_GIVEN PROBLEM_:
Scan the material and copy every line in which "waveform" appears.

----- AVAILABLE RECORDS

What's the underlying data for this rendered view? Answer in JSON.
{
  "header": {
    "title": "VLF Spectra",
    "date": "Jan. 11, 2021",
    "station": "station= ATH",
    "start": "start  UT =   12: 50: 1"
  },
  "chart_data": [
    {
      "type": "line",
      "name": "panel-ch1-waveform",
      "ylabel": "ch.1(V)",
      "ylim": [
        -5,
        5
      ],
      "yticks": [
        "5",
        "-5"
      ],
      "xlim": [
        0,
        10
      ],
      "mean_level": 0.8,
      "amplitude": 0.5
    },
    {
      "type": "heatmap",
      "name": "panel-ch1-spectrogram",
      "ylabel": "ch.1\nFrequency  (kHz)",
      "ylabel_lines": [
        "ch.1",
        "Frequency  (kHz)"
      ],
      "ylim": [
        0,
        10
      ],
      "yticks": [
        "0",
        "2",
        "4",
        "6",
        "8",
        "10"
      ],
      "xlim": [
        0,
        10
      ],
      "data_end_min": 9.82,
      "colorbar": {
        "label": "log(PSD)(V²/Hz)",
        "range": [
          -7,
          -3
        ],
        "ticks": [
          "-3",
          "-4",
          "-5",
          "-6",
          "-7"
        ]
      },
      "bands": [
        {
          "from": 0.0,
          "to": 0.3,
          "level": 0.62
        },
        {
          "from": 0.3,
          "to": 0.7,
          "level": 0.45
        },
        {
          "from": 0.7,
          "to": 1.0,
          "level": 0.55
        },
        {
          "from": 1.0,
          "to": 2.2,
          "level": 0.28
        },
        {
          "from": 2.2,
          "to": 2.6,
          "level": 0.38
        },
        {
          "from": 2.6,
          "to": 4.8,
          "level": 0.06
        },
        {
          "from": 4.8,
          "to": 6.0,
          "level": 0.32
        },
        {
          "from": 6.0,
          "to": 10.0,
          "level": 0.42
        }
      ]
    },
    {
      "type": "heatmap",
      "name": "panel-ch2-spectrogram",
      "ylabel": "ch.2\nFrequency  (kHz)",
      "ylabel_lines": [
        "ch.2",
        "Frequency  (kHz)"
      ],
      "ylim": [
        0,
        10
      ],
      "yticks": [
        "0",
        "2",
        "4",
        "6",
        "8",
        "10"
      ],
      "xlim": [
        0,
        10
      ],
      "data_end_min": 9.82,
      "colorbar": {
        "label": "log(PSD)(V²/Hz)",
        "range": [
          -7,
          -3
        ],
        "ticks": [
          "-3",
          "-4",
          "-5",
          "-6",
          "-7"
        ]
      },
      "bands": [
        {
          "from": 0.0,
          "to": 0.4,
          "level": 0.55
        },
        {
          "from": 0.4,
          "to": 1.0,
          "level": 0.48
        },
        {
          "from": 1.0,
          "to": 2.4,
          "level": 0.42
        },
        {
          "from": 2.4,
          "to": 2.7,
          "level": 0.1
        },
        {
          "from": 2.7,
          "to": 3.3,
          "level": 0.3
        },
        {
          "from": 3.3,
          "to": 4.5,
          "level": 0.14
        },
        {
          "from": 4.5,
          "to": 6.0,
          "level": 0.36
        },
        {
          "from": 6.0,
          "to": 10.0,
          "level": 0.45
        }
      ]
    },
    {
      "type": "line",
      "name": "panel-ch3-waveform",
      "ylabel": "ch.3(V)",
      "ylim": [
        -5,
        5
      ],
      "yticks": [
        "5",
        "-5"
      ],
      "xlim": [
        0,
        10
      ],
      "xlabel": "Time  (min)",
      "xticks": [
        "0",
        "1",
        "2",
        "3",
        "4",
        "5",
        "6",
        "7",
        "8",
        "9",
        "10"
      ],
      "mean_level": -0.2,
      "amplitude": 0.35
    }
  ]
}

----------

_RESULT OF THE TASK_:
      "name": "panel-ch1-waveform",
      "name": "panel-ch3-waveform",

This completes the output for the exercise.